### What is required
Repeat every line of the material, character for character.

· · · · · · ·

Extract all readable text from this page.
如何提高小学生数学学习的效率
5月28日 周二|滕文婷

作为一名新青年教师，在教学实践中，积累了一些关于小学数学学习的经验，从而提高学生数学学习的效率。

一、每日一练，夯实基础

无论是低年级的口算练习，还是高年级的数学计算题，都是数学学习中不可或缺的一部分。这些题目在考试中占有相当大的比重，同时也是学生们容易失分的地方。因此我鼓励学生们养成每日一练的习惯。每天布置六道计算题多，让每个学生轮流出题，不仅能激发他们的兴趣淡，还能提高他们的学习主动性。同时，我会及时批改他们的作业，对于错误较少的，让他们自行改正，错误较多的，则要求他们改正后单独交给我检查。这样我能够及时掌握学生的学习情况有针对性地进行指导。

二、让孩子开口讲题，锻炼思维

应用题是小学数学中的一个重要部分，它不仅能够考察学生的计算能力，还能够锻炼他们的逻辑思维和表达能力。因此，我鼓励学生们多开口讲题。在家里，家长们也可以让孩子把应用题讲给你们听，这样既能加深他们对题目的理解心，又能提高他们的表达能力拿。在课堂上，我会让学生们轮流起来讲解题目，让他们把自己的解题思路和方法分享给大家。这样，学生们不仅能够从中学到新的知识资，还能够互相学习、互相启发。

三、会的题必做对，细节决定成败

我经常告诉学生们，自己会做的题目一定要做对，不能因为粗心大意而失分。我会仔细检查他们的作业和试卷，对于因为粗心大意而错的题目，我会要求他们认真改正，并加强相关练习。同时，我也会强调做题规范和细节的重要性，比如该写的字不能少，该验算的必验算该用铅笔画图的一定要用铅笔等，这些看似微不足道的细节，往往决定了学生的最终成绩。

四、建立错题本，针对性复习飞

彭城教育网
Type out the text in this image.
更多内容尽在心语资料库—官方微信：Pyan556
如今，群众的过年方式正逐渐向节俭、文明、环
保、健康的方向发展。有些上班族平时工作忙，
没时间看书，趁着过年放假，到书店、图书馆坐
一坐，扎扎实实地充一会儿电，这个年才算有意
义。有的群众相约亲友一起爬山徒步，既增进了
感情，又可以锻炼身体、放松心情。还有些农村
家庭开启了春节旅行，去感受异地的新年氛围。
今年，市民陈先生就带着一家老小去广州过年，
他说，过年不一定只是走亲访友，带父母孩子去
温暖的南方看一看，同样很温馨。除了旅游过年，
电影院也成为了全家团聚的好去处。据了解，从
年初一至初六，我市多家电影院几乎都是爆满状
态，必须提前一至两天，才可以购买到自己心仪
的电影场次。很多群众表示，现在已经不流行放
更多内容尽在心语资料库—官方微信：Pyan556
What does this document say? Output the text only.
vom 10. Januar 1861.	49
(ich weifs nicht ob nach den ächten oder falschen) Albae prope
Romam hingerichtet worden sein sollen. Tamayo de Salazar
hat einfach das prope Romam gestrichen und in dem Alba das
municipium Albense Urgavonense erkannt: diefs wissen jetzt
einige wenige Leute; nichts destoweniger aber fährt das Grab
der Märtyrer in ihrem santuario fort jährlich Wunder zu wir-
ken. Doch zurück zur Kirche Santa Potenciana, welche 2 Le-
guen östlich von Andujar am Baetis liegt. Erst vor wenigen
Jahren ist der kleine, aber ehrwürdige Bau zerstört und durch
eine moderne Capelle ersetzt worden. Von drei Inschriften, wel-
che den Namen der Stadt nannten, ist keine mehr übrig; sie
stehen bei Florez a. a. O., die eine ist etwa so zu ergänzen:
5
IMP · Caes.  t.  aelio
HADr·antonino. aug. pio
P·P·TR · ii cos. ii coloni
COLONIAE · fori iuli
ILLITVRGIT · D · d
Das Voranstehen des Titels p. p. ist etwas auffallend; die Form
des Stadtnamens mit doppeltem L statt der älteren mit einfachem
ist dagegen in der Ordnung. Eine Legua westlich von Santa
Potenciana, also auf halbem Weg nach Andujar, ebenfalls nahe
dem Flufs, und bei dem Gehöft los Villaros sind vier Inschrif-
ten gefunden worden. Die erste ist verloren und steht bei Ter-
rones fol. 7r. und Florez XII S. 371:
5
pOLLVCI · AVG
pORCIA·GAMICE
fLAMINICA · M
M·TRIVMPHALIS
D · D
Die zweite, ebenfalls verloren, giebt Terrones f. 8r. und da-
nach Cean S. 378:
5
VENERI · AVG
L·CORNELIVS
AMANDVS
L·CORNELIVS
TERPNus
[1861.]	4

· · · · · · ·

### Exercise answer
Extract all readable text from this page.
如何提高小学生数学学习的效率
5月28日 周二|滕文婷

作为一名新青年教师，在教学实践中，积累了一些关于小学数学学习的经验，从而提高学生数学学习的效率。

一、每日一练，夯实基础

无论是低年级的口算练习，还是高年级的数学计算题，都是数学学习中不可或缺的一部分。这些题目在考试中占有相当大的比重，同时也是学生们容易失分的地方。因此我鼓励学生们养成每日一练的习惯。每天布置六道计算题多，让每个学生轮流出题，不仅能激发他们的兴趣淡，还能提高他们的学习主动性。同时，我会及时批改他们的作业，对于错误较少的，让他们自行改正，错误较多的，则要求他们改正后单独交给我检查。这样我能够及时掌握学生的学习情况有针对性地进行指导。

二、让孩子开口讲题，锻炼思维

应用题是小学数学中的一个重要部分，它不仅能够考察学生的计算能力，还能够锻炼他们的逻辑思维和表达能力。因此，我鼓励学生们多开口讲题。在家里，家长们也可以让孩子把应用题讲给你们听，这样既能加深他们对题目的理解心，又能提高他们的表达能力拿。在课堂上，我会让学生们轮流起来讲解题目，让他们把自己的解题思路和方法分享给大家。这样，学生们不仅能够从中学到新的知识资，还能够互相学习、互相启发。

三、会的题必做对，细节决定成败

我经常告诉学生们，自己会做的题目一定要做对，不能因为粗心大意而失分。我会仔细检查他们的作业和试卷，对于因为粗心大意而错的题目，我会要求他们认真改正，并加强相关练习。同时，我也会强调做题规范和细节的重要性，比如该写的字不能少，该验算的必验算该用铅笔画图的一定要用铅笔等，这些看似微不足道的细节，往往决定了学生的最终成绩。

四、建立错题本，针对性复习飞

彭城教育网
Type out the text in this image.
更多内容尽在心语资料库—官方微信：Pyan556
如今，群众的过年方式正逐渐向节俭、文明、环
保、健康的方向发展。有些上班族平时工作忙，
没时间看书，趁着过年放假，到书店、图书馆坐
一坐，扎扎实实地充一会儿电，这个年才算有意
义。有的群众相约亲友一起爬山徒步，既增进了
感情，又可以锻炼身体、放松心情。还有些农村
家庭开启了春节旅行，去感受异地的新年氛围。
今年，市民陈先生就带着一家老小去广州过年，
他说，过年不一定只是走亲访友，带父母孩子去
温暖的南方看一看，同样很温馨。除了旅游过年，
电影院也成为了全家团聚的好去处。据了解，从
年初一至初六，我市多家电影院几乎都是爆满状
态，必须提前一至两天，才可以购买到自己心仪
的电影场次。很多群众表示，现在已经不流行放
更多内容尽在心语资料库—官方微信：Pyan556
What does this document say? Output the text only.
vom 10. Januar 1861.	49
(ich weifs nicht ob nach den ächten oder falschen) Albae prope
Romam hingerichtet worden sein sollen. Tamayo de Salazar
hat einfach das prope Romam gestrichen und in dem Alba das
municipium Albense Urgavonense erkannt: diefs wissen jetzt
einige wenige Leute; nichts destoweniger aber fährt das Grab
der Märtyrer in ihrem santuario fort jährlich Wunder zu wir-
ken. Doch zurück zur Kirche Santa Potenciana, welche 2 Le-
guen östlich von Andujar am Baetis liegt. Erst vor wenigen
Jahren ist der kleine, aber ehrwürdige Bau zerstört und durch
eine moderne Capelle ersetzt worden. Von drei Inschriften, wel-
che den Namen der Stadt nannten, ist keine mehr übrig; sie
stehen bei Florez a. a. O., die eine ist etwa so zu ergänzen:
5
IMP · Caes.  t.  aelio
HADr·antonino. aug. pio
P·P·TR · ii cos. ii coloni
COLONIAE · fori iuli
ILLITVRGIT · D · d
Das Voranstehen des Titels p. p. ist etwas auffallend; die Form
des Stadtnamens mit doppeltem L statt der älteren mit einfachem
ist dagegen in der Ordnung. Eine Legua westlich von Santa
Potenciana, also auf halbem Weg nach Andujar, ebenfalls nahe
dem Flufs, und bei dem Gehöft los Villaros sind vier Inschrif-
ten gefunden worden. Die erste ist verloren und steht bei Ter-
rones fol. 7r. und Florez XII S. 371:
5
pOLLVCI · AVG
pORCIA·GAMICE
fLAMINICA · M
M·TRIVMPHALIS
D · D
Die zweite, ebenfalls verloren, giebt Terrones f. 8r. und da-
nach Cean S. 378:
5
VENERI · AVG
L·CORNELIVS
AMANDVS
L·CORNELIVS
TERPNus
[1861.]	4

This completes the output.